— Start EXTRACTED DATA —

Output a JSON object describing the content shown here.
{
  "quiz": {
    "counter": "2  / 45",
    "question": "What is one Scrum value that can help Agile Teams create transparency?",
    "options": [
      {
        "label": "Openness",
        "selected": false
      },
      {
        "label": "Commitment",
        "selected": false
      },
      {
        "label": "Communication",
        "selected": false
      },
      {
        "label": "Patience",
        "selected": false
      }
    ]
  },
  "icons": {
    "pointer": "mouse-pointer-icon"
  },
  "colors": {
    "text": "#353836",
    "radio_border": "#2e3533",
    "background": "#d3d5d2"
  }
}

— End EXTRACTED DATA —

INSTRUCTIONS FOR THE TASK
Copy out each line above, character for character.

ANSWER TO THIS PROBLEM
Output a JSON object describing the content shown here.
{
  "quiz": {
    "counter": "2  / 45",
    "question": "What is one Scrum value that can help Agile Teams create transparency?",
    "options": [
      {
        "label": "Openness",
        "selected": false
      },
      {
        "label": "Commitment",
        "selected": false
      },
      {
        "label": "Communication",
        "selected": false
      },
      {
        "label": "Patience",
        "selected": false
      }
    ]
  },
  "icons": {
    "pointer": "mouse-pointer-icon"
  },
  "colors": {
    "text": "#353836",
    "radio_border": "#2e3533",
    "background": "#d3d5d2"
  }
}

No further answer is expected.